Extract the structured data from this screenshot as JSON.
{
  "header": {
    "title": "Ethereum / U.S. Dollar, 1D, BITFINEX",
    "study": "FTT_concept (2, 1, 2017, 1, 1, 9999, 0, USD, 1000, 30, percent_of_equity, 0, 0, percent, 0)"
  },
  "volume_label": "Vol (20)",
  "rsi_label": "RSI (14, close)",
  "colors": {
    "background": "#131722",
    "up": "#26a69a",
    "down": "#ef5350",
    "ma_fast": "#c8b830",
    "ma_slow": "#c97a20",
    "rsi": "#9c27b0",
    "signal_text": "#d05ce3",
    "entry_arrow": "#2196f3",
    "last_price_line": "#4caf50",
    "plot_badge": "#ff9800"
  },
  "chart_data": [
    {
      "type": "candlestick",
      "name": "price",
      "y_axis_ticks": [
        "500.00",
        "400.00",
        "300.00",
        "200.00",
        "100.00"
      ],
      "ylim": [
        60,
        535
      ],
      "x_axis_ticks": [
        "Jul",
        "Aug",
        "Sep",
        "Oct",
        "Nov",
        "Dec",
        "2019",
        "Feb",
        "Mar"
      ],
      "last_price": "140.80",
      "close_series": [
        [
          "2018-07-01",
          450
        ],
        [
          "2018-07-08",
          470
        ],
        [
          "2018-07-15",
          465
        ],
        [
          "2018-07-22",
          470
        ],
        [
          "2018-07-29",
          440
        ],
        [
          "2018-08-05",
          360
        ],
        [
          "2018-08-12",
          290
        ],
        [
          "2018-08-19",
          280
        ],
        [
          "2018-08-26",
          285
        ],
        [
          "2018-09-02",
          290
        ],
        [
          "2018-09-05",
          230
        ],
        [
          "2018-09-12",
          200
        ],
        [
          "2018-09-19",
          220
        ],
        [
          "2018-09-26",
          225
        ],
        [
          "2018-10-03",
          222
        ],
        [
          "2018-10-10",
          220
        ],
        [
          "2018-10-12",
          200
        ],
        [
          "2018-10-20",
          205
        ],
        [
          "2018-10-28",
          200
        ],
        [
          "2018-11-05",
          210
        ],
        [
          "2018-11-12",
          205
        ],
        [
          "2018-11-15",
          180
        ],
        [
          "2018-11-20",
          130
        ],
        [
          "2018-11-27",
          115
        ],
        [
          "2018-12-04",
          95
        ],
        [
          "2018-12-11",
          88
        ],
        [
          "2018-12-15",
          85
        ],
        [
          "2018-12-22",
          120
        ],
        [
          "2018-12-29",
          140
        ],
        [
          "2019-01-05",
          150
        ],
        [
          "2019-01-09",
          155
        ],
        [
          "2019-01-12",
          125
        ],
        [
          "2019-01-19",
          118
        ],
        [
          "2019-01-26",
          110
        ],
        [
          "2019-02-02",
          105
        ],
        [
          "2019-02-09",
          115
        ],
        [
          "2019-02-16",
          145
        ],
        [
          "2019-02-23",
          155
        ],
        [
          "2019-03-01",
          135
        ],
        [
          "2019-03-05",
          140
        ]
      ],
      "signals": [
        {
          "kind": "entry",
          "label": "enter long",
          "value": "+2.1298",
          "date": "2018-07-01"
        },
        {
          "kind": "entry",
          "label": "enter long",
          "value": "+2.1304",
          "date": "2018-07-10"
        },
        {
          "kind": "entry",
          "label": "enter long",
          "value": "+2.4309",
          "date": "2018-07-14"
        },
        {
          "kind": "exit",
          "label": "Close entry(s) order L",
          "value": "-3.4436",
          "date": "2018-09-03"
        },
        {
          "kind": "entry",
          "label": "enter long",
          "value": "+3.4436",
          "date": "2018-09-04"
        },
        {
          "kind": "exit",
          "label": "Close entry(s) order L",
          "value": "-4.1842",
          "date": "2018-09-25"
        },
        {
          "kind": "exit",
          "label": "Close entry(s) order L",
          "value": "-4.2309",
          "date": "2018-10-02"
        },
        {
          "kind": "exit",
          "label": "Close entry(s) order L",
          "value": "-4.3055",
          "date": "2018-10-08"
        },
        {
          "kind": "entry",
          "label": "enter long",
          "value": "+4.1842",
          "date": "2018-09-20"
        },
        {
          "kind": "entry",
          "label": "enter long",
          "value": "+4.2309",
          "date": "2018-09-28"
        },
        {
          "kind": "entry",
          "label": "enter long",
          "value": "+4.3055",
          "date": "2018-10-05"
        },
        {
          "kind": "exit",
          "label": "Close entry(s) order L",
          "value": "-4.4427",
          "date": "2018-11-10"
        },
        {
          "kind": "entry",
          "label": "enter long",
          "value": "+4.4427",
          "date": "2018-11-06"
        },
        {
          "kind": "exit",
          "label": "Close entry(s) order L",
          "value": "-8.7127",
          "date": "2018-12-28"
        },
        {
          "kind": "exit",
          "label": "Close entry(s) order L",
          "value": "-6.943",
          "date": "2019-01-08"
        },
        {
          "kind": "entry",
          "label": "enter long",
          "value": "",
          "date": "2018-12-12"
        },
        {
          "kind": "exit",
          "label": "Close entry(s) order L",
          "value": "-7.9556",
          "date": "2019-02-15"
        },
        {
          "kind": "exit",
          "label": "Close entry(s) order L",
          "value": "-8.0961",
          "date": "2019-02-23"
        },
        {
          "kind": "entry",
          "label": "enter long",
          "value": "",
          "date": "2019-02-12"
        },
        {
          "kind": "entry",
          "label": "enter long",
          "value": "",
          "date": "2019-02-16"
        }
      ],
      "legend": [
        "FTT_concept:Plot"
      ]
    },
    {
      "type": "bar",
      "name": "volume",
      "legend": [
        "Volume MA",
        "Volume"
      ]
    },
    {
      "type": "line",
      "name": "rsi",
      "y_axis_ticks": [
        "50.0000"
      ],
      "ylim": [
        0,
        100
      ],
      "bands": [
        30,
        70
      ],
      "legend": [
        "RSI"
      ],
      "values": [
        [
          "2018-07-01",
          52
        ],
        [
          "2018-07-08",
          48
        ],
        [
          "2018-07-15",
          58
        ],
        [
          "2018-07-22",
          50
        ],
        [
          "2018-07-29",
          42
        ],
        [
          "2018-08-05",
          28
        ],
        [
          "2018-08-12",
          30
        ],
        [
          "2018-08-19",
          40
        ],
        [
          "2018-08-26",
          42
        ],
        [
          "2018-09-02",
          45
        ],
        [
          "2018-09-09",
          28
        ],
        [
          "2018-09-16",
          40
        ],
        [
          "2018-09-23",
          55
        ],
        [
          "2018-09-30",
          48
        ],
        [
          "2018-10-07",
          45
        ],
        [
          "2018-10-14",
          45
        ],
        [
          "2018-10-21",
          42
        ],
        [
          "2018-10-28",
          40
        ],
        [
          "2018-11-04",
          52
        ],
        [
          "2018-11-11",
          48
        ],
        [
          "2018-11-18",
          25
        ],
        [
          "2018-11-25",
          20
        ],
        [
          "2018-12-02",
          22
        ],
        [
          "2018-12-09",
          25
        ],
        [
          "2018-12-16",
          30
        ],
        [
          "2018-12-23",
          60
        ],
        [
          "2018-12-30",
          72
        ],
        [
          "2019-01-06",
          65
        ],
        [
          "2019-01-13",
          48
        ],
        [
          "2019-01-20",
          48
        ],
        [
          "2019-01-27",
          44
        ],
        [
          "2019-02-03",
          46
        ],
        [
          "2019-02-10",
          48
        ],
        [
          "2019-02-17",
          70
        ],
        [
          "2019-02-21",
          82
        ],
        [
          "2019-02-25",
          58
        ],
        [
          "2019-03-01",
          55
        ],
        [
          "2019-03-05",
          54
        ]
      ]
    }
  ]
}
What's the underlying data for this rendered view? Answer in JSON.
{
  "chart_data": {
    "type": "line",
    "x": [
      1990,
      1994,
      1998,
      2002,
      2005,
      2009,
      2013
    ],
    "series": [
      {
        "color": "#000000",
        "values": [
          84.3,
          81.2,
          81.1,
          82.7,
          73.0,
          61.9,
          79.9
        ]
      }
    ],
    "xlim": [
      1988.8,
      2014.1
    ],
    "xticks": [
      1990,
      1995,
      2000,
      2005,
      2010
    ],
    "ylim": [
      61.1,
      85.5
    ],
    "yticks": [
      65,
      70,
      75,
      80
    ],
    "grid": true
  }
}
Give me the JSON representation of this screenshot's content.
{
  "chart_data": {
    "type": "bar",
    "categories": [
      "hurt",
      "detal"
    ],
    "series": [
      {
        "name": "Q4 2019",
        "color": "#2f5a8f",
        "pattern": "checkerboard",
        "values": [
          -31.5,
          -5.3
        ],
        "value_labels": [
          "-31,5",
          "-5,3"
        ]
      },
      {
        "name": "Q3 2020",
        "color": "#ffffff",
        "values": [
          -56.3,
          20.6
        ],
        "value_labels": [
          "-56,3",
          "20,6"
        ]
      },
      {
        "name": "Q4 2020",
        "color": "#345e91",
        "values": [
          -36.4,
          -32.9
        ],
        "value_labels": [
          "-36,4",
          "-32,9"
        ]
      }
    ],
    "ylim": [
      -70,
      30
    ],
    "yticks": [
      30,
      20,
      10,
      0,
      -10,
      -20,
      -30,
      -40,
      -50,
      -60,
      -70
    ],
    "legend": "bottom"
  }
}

__TO BE DONE__.
Restate the final lines of the listing above word for word, beginning at the line that contains "What's the underlying".

__REPLY TO THE TASK__.
What's the underlying data for this rendered view? Answer in JSON.
{
  "chart_data": {
    "type": "line",
    "x": [
      1990,
      1994,
      1998,
      2002,
      2005,
      2009,
      2013
    ],
    "series": [
      {
        "color": "#000000",
        "values": [
          84.3,
          81.2,
          81.1,
          82.7,
          73.0,
          61.9,
          79.9
        ]
      }
    ],
    "xlim": [
      1988.8,
      2014.1
    ],
    "xticks": [
      1990,
      1995,
      2000,
      2005,
      2010
    ],
    "ylim": [
      61.1,
      85.5
    ],
    "yticks": [
      65,
      70,
      75,
      80
    ],
    "grid": true
  }
}
Give me the JSON representation of this screenshot's content.
{
  "chart_data": {
    "type": "bar",
    "categories": [
      "hurt",
      "detal"
    ],
    "series": [
      {
        "name": "Q4 2019",
        "color": "#2f5a8f",
        "pattern": "checkerboard",
        "values": [
          -31.5,
          -5.3
        ],
        "value_labels": [
          "-31,5",
          "-5,3"
        ]
      },
      {
        "name": "Q3 2020",
        "color": "#ffffff",
        "values": [
          -56.3,
          20.6
        ],
        "value_labels": [
          "-56,3",
          "20,6"
        ]
      },
      {
        "name": "Q4 2020",
        "color": "#345e91",
        "values": [
          -36.4,
          -32.9
        ],
        "value_labels": [
          "-36,4",
          "-32,9"
        ]
      }
    ],
    "ylim": [
      -70,
      30
    ],
    "yticks": [
      30,
      20,
      10,
      0,
      -10,
      -20,
      -30,
      -40,
      -50,
      -60,
      -70
    ],
    "legend": "bottom"
  }
}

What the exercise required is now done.